§ Task prompt
Which lines below hold the word "this"? Report each one.

§ Material to process
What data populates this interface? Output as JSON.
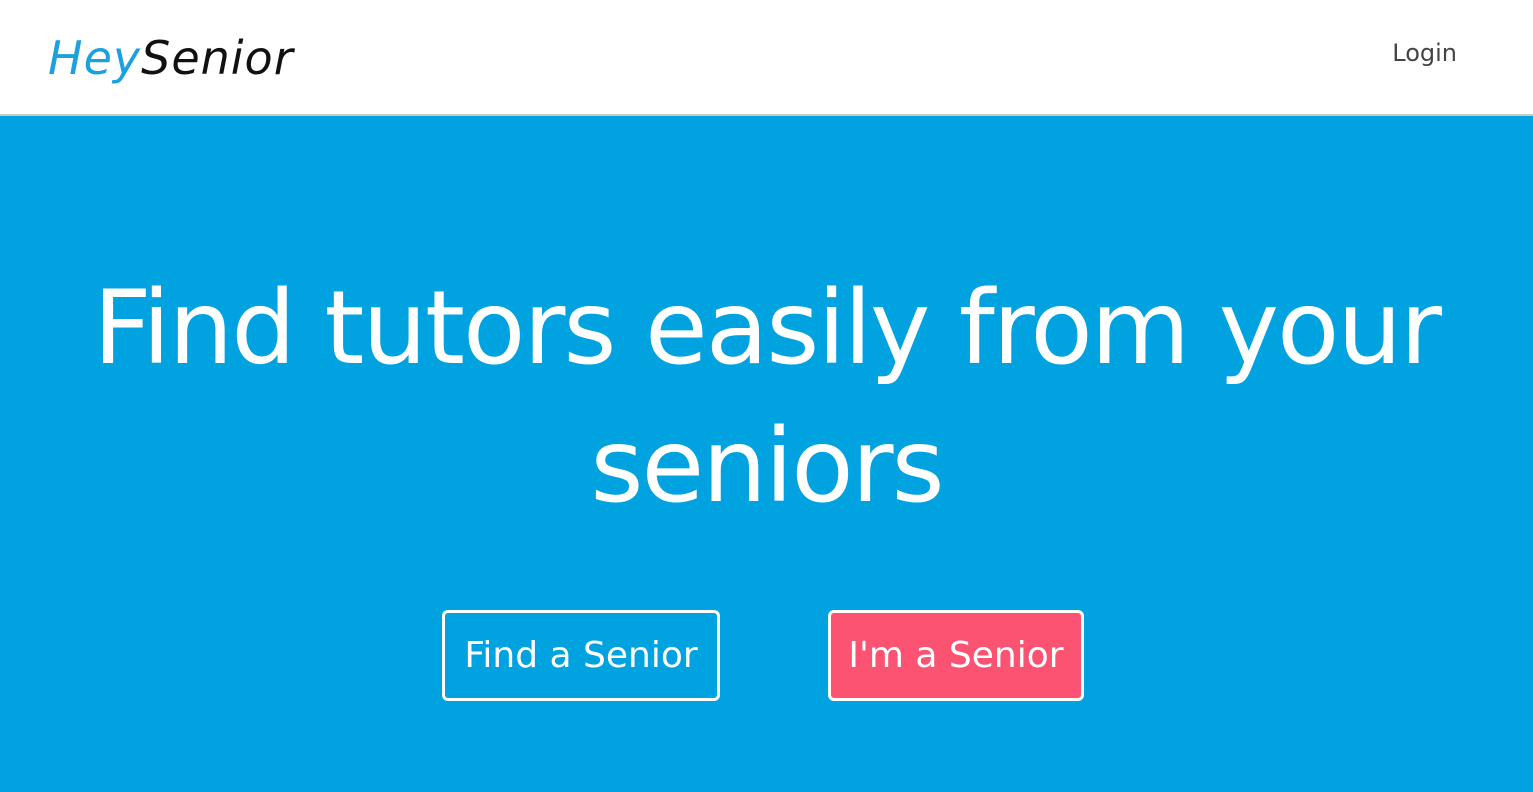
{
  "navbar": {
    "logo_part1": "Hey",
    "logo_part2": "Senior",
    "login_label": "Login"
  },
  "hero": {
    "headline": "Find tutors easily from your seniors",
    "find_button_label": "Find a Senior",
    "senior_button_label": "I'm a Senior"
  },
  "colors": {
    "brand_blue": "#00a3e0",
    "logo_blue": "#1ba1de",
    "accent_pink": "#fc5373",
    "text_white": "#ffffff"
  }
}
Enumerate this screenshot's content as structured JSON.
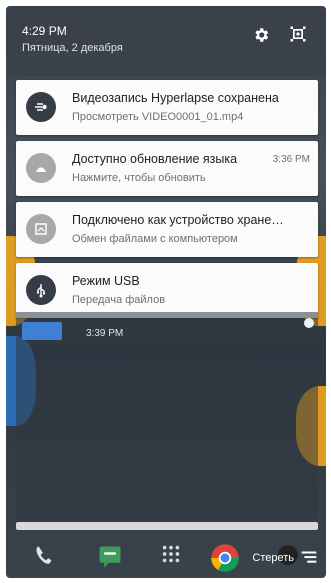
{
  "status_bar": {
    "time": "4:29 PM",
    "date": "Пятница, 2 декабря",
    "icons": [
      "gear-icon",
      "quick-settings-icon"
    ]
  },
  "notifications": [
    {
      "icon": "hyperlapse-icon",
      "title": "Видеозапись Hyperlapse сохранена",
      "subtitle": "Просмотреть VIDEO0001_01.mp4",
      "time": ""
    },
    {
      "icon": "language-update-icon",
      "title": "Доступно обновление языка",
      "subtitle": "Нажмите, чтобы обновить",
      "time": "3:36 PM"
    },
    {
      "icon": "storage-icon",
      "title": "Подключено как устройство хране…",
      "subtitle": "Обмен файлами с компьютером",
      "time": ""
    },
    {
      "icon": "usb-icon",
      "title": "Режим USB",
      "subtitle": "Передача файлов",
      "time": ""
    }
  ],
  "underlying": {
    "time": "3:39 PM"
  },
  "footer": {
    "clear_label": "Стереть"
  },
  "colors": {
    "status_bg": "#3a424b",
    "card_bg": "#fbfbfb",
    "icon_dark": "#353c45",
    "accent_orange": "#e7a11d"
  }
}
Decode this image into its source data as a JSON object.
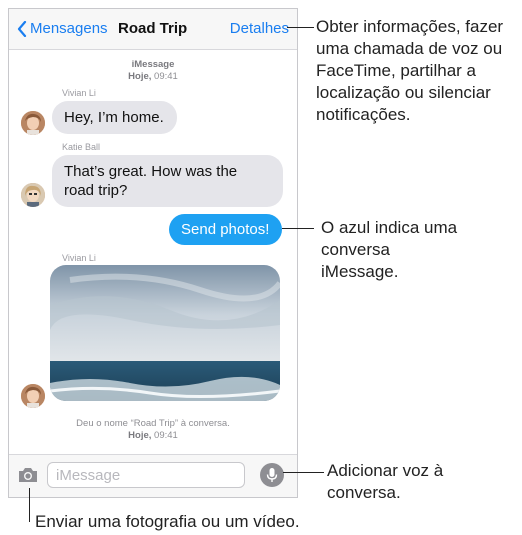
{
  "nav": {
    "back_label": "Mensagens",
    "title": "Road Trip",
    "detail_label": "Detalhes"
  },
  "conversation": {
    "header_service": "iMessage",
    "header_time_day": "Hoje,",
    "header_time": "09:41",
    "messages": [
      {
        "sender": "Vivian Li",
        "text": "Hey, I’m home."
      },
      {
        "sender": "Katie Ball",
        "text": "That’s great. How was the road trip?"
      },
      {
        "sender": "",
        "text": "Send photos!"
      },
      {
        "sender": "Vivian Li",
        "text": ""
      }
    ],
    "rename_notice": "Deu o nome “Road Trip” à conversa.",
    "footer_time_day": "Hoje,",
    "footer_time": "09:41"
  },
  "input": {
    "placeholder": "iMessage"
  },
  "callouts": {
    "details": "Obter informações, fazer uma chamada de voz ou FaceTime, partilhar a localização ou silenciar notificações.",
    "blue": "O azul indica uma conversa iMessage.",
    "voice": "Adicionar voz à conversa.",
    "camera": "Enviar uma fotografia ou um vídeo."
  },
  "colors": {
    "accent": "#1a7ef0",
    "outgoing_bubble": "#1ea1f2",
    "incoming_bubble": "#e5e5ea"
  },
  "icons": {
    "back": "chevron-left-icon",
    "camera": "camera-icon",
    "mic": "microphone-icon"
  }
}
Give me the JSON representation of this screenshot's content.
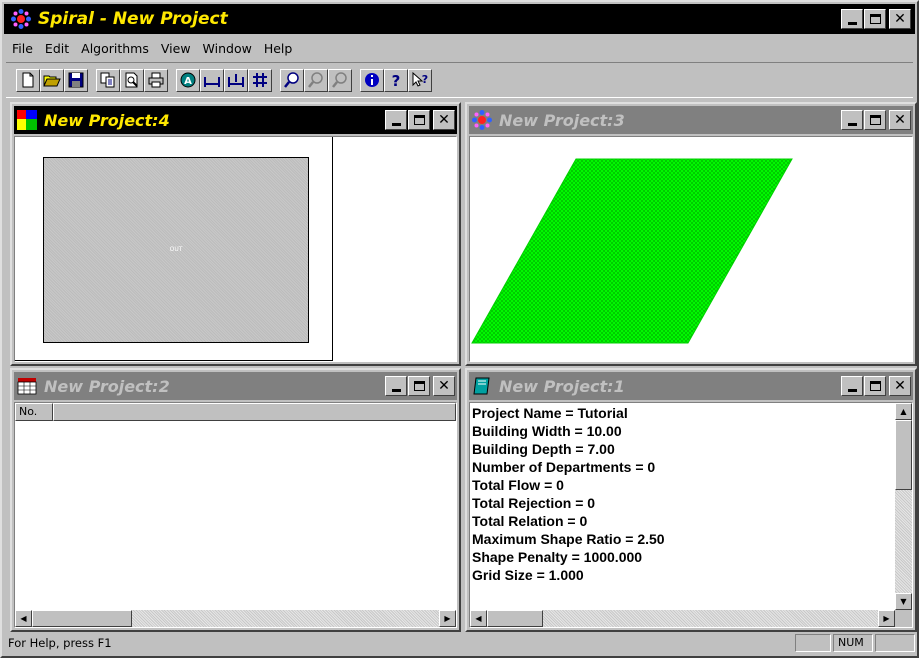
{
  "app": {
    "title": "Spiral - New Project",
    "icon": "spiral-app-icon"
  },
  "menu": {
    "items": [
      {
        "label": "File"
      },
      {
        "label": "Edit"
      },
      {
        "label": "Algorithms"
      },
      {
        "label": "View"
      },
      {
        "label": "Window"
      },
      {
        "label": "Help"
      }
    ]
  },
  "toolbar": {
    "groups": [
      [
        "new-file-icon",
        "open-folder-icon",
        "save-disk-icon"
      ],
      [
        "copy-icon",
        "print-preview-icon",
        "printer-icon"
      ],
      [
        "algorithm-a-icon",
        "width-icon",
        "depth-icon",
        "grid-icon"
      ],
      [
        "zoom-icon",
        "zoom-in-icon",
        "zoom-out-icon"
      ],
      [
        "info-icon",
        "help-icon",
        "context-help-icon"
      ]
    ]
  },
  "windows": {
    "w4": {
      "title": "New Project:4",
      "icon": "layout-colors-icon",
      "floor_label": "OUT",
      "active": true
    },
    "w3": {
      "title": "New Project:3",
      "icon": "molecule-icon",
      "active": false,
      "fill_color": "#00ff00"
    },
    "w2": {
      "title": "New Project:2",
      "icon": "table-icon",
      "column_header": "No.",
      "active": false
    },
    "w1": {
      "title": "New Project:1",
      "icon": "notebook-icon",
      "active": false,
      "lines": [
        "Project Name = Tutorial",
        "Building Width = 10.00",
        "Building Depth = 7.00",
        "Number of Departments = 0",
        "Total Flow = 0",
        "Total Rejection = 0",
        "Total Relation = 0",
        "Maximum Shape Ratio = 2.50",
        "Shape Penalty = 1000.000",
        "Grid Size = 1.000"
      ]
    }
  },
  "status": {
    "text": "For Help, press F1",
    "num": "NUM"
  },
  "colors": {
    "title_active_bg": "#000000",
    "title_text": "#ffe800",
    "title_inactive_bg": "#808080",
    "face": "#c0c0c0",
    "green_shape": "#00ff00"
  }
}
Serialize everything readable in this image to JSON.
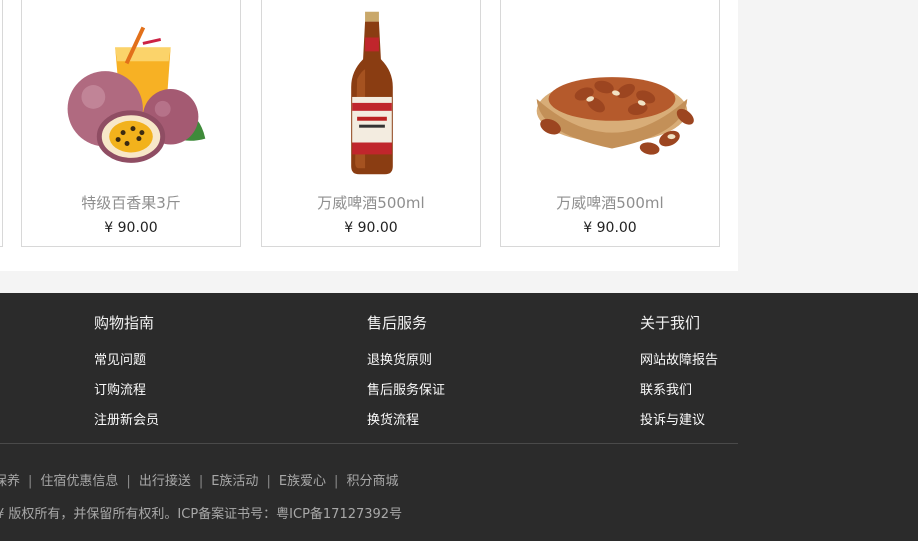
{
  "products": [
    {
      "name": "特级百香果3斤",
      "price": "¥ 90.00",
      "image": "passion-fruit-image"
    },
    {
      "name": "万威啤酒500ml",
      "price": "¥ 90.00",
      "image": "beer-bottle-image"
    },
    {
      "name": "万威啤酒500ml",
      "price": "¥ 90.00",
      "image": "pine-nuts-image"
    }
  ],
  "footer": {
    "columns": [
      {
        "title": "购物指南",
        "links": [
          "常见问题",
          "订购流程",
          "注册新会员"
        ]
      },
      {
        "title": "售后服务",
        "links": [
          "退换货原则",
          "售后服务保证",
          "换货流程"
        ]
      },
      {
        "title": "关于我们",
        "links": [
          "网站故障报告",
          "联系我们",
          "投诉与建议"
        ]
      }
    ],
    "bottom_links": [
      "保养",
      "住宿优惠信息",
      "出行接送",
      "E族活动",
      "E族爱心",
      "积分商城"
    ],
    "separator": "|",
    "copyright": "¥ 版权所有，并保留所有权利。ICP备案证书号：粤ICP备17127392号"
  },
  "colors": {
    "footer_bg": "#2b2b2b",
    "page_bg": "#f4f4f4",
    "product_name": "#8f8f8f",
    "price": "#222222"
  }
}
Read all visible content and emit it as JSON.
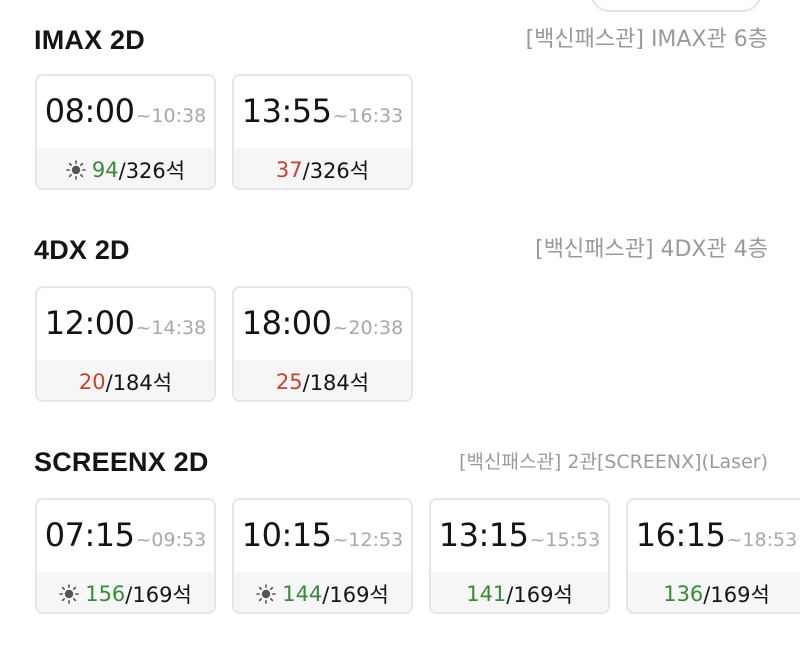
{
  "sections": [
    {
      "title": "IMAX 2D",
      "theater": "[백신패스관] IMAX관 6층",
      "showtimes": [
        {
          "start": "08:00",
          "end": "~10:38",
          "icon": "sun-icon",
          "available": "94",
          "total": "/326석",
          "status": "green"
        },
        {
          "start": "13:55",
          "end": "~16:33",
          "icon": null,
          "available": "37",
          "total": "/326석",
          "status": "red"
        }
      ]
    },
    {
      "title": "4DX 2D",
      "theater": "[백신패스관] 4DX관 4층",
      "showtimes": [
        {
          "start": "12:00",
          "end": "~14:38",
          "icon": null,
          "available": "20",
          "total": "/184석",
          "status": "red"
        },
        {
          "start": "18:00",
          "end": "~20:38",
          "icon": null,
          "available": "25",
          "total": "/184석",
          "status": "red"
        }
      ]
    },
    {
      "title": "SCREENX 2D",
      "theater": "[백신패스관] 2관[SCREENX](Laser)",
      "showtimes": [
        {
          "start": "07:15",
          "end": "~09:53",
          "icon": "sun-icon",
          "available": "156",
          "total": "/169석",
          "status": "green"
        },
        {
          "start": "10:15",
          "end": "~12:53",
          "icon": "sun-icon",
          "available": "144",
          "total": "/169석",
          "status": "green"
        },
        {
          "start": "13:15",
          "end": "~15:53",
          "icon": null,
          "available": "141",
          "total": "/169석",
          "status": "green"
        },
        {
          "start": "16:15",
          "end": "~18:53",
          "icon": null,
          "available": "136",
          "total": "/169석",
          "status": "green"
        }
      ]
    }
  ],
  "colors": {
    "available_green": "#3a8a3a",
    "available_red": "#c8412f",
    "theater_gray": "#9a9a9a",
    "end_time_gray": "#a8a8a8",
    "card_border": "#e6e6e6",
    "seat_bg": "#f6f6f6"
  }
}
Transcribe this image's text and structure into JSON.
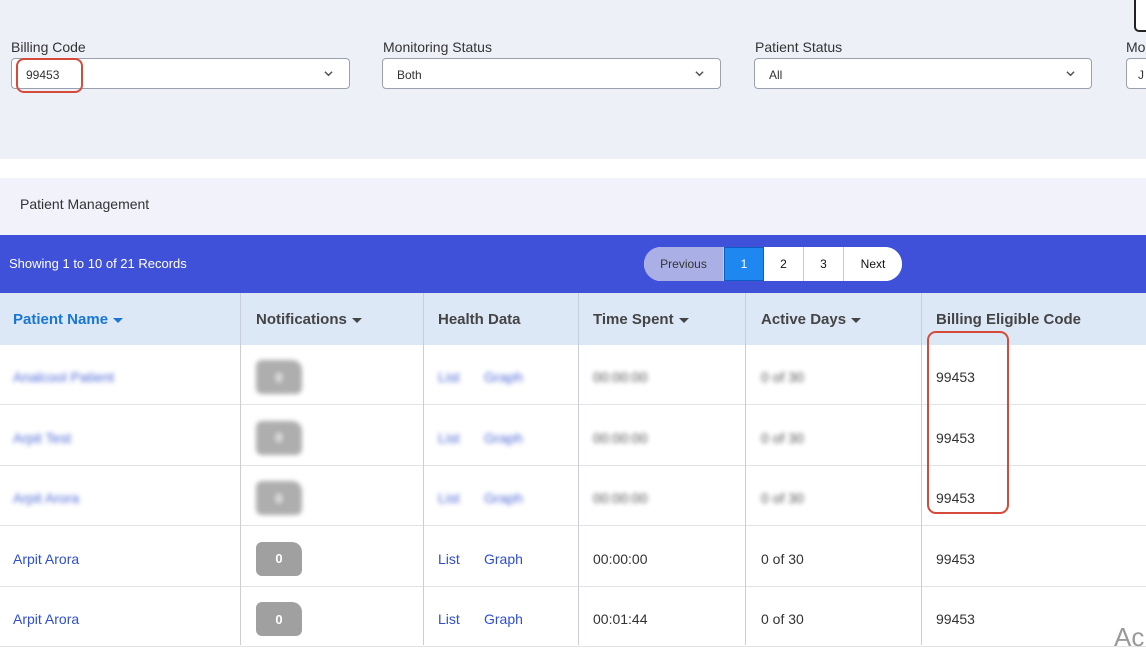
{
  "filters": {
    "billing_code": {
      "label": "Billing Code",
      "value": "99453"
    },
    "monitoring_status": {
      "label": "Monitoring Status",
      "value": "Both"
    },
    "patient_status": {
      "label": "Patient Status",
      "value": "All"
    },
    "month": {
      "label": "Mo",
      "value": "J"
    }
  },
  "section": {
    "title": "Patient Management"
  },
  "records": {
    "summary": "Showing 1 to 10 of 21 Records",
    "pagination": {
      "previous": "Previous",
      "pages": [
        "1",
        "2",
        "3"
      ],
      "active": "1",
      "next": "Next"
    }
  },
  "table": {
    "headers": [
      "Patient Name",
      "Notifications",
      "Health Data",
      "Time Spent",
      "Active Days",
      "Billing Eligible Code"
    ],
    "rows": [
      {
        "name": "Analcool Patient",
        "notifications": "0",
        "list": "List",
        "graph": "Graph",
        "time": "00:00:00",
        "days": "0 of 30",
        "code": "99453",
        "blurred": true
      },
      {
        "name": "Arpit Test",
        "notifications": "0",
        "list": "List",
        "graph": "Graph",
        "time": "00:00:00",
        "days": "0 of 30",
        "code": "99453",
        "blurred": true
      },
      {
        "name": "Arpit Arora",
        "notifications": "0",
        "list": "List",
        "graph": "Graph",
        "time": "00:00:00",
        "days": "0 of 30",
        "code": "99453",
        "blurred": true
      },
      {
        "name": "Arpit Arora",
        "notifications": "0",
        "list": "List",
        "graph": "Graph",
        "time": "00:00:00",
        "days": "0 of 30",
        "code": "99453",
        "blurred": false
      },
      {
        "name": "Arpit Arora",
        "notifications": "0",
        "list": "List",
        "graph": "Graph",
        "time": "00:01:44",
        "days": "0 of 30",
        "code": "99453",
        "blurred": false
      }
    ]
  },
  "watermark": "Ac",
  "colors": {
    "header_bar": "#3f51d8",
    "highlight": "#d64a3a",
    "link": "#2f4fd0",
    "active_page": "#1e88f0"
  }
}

§ The result
What data populates this interface? Output as JSON.
Enumerate this screenshot's content as structured JSON.
Decode this image into its source data as a JSON object.
Give me the JSON representation of this screenshot's content.
Serialize everything readable in this image to JSON.
Transcribe this image's text and structure into JSON.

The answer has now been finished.